SHORT PROBLEM:
Exactly as given, write out the lines from the one containing "Read out every word on this page." through the end of the listing, with both ends included and nothing else.

Source data:
-- Begin --

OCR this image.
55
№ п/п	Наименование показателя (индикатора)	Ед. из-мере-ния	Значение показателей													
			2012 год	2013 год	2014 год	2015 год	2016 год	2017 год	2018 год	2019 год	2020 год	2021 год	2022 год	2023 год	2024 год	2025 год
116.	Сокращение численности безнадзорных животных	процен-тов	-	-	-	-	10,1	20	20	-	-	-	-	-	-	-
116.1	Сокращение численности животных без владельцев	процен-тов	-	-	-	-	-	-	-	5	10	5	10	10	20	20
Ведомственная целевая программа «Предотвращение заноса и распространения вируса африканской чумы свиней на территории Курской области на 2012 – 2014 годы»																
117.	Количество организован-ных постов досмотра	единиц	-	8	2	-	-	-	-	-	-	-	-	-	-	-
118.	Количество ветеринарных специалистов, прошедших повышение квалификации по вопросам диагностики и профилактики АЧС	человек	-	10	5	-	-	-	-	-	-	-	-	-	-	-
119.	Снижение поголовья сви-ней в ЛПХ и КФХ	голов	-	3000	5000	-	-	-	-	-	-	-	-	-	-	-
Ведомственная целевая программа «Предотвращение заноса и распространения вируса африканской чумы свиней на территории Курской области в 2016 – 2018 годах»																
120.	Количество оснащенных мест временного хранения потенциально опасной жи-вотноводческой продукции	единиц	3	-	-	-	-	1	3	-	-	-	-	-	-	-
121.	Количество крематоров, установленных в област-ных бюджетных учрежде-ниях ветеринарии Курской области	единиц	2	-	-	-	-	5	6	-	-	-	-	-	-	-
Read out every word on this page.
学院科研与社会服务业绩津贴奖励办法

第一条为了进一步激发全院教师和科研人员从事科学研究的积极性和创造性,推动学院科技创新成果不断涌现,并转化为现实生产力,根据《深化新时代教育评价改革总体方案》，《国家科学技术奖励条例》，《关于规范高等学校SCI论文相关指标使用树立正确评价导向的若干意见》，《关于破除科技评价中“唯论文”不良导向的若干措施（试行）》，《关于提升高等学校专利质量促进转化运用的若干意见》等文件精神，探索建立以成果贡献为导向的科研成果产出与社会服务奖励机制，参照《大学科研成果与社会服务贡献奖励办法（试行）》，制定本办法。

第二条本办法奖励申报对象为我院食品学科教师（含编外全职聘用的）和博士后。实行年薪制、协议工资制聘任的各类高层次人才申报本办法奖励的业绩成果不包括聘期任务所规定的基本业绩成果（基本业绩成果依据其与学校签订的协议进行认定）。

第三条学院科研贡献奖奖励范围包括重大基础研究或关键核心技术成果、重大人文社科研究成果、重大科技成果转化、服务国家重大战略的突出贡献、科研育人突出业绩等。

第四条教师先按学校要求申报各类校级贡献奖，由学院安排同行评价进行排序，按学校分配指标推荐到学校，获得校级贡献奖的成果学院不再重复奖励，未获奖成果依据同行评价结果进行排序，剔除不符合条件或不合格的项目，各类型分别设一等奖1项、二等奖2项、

-- End --

RESULT:
Read out every word on this page.
学院科研与社会服务业绩津贴奖励办法

第一条为了进一步激发全院教师和科研人员从事科学研究的积极性和创造性,推动学院科技创新成果不断涌现,并转化为现实生产力,根据《深化新时代教育评价改革总体方案》，《国家科学技术奖励条例》，《关于规范高等学校SCI论文相关指标使用树立正确评价导向的若干意见》，《关于破除科技评价中“唯论文”不良导向的若干措施（试行）》，《关于提升高等学校专利质量促进转化运用的若干意见》等文件精神，探索建立以成果贡献为导向的科研成果产出与社会服务奖励机制，参照《大学科研成果与社会服务贡献奖励办法（试行）》，制定本办法。

第二条本办法奖励申报对象为我院食品学科教师（含编外全职聘用的）和博士后。实行年薪制、协议工资制聘任的各类高层次人才申报本办法奖励的业绩成果不包括聘期任务所规定的基本业绩成果（基本业绩成果依据其与学校签订的协议进行认定）。

第三条学院科研贡献奖奖励范围包括重大基础研究或关键核心技术成果、重大人文社科研究成果、重大科技成果转化、服务国家重大战略的突出贡献、科研育人突出业绩等。

第四条教师先按学校要求申报各类校级贡献奖，由学院安排同行评价进行排序，按学校分配指标推荐到学校，获得校级贡献奖的成果学院不再重复奖励，未获奖成果依据同行评价结果进行排序，剔除不符合条件或不合格的项目，各类型分别设一等奖1项、二等奖2项、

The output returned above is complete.